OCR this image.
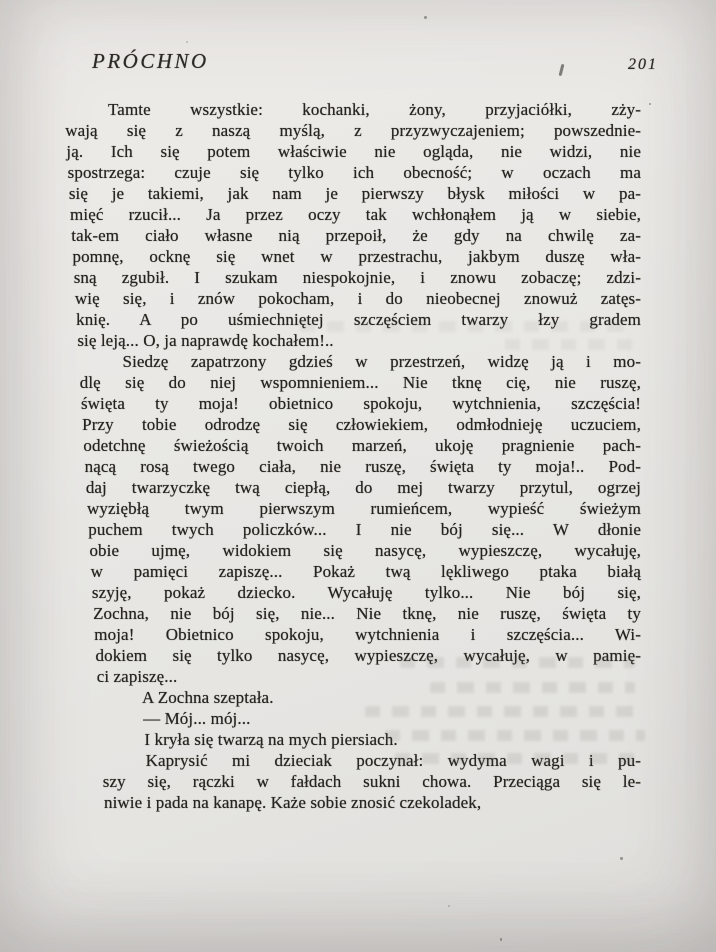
PRÓCHNO	201
Tamte wszystkie: kochanki, żony, przyjaciółki, zży-
wają się z naszą myślą, z przyzwyczajeniem; powszednie-
ją. Ich się potem właściwie nie ogląda, nie widzi, nie
spostrzega: czuje się tylko ich obecność; w oczach ma
się je takiemi, jak nam je pierwszy błysk miłości w pa-
mięć rzucił... Ja przez oczy tak wchłonąłem ją w siebie,
tak-em ciało własne nią przepoił, że gdy na chwilę za-
pomnę, ocknę się wnet w przestrachu, jakbym duszę wła-
sną zgubił. I szukam niespokojnie, i znowu zobaczę; zdzi-
wię się, i znów pokocham, i do nieobecnej znowuż zatęs-
knię. A po uśmiechniętej szczęściem twarzy łzy gradem
się leją... O, ja naprawdę kochałem!..
Siedzę zapatrzony gdzieś w przestrzeń, widzę ją i mo-
dlę się do niej wspomnieniem... Nie tknę cię, nie ruszę,
święta ty moja! obietnico spokoju, wytchnienia, szczęścia!
Przy tobie odrodzę się człowiekiem, odmłodnieję uczuciem,
odetchnę świeżością twoich marzeń, ukoję pragnienie pach-
nącą rosą twego ciała, nie ruszę, święta ty moja!.. Pod-
daj twarzyczkę twą ciepłą, do mej twarzy przytul, ogrzej
wyziębłą twym pierwszym rumieńcem, wypieść świeżym
puchem twych policzków... I nie bój się... W dłonie
obie ujmę, widokiem się nasycę, wypieszczę, wycałuję,
w pamięci zapiszę... Pokaż twą lękliwego ptaka białą
szyję, pokaż dziecko. Wycałuję tylko... Nie bój się,
Zochna, nie bój się, nie... Nie tknę, nie ruszę, święta ty
moja! Obietnico spokoju, wytchnienia i szczęścia... Wi-
dokiem się tylko nasycę, wypieszczę, wycałuję, w pamię-
ci zapiszę...
A Zochna szeptała.
— Mój... mój...
I kryła się twarzą na mych piersiach.
Kaprysić mi dzieciak poczynał: wydyma wagi i pu-
szy się, rączki w fałdach sukni chowa. Przeciąga się le-
niwie i pada na kanapę. Każe sobie znosić czekoladek,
=====
WHAT YOU SHOULD DO →
Output, exactly, all the records above; include no pictures.

EXERCISE RESULT →
OCR this image.
PRÓCHNO	201
Tamte wszystkie: kochanki, żony, przyjaciółki, zży-
wają się z naszą myślą, z przyzwyczajeniem; powszednie-
ją. Ich się potem właściwie nie ogląda, nie widzi, nie
spostrzega: czuje się tylko ich obecność; w oczach ma
się je takiemi, jak nam je pierwszy błysk miłości w pa-
mięć rzucił... Ja przez oczy tak wchłonąłem ją w siebie,
tak-em ciało własne nią przepoił, że gdy na chwilę za-
pomnę, ocknę się wnet w przestrachu, jakbym duszę wła-
sną zgubił. I szukam niespokojnie, i znowu zobaczę; zdzi-
wię się, i znów pokocham, i do nieobecnej znowuż zatęs-
knię. A po uśmiechniętej szczęściem twarzy łzy gradem
się leją... O, ja naprawdę kochałem!..
Siedzę zapatrzony gdzieś w przestrzeń, widzę ją i mo-
dlę się do niej wspomnieniem... Nie tknę cię, nie ruszę,
święta ty moja! obietnico spokoju, wytchnienia, szczęścia!
Przy tobie odrodzę się człowiekiem, odmłodnieję uczuciem,
odetchnę świeżością twoich marzeń, ukoję pragnienie pach-
nącą rosą twego ciała, nie ruszę, święta ty moja!.. Pod-
daj twarzyczkę twą ciepłą, do mej twarzy przytul, ogrzej
wyziębłą twym pierwszym rumieńcem, wypieść świeżym
puchem twych policzków... I nie bój się... W dłonie
obie ujmę, widokiem się nasycę, wypieszczę, wycałuję,
w pamięci zapiszę... Pokaż twą lękliwego ptaka białą
szyję, pokaż dziecko. Wycałuję tylko... Nie bój się,
Zochna, nie bój się, nie... Nie tknę, nie ruszę, święta ty
moja! Obietnico spokoju, wytchnienia i szczęścia... Wi-
dokiem się tylko nasycę, wypieszczę, wycałuję, w pamię-
ci zapiszę...
A Zochna szeptała.
— Mój... mój...
I kryła się twarzą na mych piersiach.
Kaprysić mi dzieciak poczynał: wydyma wagi i pu-
szy się, rączki w fałdach sukni chowa. Przeciąga się le-
niwie i pada na kanapę. Każe sobie znosić czekoladek,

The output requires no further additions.